§ What to work on:
Extract each line holding the word "Output" from the entries.

## Start Provided records

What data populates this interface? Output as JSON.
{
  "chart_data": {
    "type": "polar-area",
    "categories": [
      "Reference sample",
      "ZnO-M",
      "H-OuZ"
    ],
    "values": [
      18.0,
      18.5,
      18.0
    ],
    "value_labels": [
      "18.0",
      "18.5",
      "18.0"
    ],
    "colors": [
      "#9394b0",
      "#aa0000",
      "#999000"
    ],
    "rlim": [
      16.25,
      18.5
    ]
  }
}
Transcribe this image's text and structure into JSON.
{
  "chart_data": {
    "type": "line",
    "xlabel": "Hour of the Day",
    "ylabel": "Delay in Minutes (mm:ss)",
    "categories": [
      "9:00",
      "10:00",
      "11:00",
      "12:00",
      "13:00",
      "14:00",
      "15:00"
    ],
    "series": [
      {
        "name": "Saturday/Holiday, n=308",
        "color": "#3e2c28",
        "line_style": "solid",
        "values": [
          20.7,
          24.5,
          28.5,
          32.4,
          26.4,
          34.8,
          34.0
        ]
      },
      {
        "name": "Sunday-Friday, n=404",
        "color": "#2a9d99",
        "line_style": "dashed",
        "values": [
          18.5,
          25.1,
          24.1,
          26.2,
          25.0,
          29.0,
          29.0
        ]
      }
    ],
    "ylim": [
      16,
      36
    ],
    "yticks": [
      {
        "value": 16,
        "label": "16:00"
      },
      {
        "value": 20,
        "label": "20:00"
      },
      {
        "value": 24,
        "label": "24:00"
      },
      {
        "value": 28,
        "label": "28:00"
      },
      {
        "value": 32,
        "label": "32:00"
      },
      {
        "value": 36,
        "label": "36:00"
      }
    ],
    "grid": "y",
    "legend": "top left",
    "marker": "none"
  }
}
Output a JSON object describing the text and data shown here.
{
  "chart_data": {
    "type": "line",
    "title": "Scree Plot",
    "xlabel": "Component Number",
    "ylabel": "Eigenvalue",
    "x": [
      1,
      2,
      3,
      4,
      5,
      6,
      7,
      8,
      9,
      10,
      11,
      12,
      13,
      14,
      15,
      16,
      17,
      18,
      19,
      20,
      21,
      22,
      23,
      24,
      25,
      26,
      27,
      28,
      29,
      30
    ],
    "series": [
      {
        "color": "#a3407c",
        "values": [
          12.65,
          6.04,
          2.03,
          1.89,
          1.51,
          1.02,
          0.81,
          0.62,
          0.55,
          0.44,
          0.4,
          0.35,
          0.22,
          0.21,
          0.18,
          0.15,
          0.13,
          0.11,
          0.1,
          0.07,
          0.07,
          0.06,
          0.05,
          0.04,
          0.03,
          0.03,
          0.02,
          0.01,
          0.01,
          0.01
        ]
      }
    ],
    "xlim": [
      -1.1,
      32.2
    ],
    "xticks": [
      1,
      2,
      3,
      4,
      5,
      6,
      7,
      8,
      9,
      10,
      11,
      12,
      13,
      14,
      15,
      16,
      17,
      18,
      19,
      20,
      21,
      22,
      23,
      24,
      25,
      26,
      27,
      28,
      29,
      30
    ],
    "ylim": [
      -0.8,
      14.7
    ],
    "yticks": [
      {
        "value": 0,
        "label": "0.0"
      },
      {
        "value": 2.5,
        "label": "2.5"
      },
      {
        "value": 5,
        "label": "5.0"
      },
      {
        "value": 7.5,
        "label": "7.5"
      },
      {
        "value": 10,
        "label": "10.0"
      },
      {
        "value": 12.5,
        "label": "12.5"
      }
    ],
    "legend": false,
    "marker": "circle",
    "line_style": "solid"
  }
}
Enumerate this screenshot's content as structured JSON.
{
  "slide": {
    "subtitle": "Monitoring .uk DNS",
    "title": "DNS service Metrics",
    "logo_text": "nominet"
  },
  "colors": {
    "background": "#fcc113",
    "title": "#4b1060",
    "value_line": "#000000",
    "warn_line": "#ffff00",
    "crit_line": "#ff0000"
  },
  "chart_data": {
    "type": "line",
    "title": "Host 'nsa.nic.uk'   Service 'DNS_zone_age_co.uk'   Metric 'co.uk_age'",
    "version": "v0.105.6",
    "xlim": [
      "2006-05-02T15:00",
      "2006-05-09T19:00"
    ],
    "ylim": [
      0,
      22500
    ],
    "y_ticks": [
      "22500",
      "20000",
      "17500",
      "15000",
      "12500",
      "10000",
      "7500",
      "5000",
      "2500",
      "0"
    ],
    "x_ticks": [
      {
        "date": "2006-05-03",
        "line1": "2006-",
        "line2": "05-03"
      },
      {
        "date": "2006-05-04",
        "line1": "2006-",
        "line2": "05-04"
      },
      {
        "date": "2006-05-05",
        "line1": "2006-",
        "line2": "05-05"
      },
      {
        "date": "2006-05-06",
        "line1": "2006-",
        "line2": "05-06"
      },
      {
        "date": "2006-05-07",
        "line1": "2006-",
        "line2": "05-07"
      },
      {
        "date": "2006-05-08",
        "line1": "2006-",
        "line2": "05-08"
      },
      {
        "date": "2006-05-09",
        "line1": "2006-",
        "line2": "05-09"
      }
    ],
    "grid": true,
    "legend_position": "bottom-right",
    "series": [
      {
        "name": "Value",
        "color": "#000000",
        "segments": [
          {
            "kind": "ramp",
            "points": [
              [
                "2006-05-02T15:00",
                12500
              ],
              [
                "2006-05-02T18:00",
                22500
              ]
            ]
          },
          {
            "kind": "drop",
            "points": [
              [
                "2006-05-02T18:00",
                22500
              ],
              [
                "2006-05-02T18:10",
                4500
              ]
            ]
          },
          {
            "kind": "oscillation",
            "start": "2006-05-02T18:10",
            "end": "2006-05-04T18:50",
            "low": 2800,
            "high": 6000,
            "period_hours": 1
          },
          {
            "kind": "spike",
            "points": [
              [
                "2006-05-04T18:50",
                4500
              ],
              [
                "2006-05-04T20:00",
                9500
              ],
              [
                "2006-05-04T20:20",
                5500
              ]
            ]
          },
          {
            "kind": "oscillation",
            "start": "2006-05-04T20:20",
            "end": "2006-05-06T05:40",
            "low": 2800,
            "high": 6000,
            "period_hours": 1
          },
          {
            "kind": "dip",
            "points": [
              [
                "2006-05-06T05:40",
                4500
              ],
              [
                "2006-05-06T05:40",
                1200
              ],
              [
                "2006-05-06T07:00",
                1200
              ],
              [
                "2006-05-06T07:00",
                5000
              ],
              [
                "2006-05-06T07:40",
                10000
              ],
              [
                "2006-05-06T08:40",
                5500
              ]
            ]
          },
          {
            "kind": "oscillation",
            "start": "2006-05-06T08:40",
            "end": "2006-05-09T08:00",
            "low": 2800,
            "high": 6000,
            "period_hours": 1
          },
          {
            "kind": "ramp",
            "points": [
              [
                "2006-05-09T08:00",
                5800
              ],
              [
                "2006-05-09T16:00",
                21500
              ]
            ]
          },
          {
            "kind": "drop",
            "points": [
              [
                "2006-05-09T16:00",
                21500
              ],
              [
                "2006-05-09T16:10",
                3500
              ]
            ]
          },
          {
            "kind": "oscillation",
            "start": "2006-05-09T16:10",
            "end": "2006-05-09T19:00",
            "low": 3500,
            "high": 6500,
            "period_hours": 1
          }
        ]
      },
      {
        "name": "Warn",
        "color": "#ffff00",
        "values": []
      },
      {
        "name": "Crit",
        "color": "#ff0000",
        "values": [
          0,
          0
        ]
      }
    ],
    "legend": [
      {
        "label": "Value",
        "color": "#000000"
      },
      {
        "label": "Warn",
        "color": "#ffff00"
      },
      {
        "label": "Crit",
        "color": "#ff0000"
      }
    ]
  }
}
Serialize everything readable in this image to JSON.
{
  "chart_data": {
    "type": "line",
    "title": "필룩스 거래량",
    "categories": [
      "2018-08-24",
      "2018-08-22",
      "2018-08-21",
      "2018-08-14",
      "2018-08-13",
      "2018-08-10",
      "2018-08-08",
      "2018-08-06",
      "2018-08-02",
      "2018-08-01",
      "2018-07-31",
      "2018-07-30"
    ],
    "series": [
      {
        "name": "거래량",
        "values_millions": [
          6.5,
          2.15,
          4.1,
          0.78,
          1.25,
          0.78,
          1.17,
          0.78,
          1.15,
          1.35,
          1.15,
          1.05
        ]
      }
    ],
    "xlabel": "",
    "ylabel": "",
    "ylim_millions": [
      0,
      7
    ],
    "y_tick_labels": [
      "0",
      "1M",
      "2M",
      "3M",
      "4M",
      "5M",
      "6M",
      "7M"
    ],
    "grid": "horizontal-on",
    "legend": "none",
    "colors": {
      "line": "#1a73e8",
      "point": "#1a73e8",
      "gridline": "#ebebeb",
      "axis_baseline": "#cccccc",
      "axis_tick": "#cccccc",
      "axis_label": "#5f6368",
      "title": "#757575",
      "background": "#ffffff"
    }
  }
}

## End Provided records

§ Finished exercise:
What data populates this interface? Output as JSON.
Output a JSON object describing the text and data shown here.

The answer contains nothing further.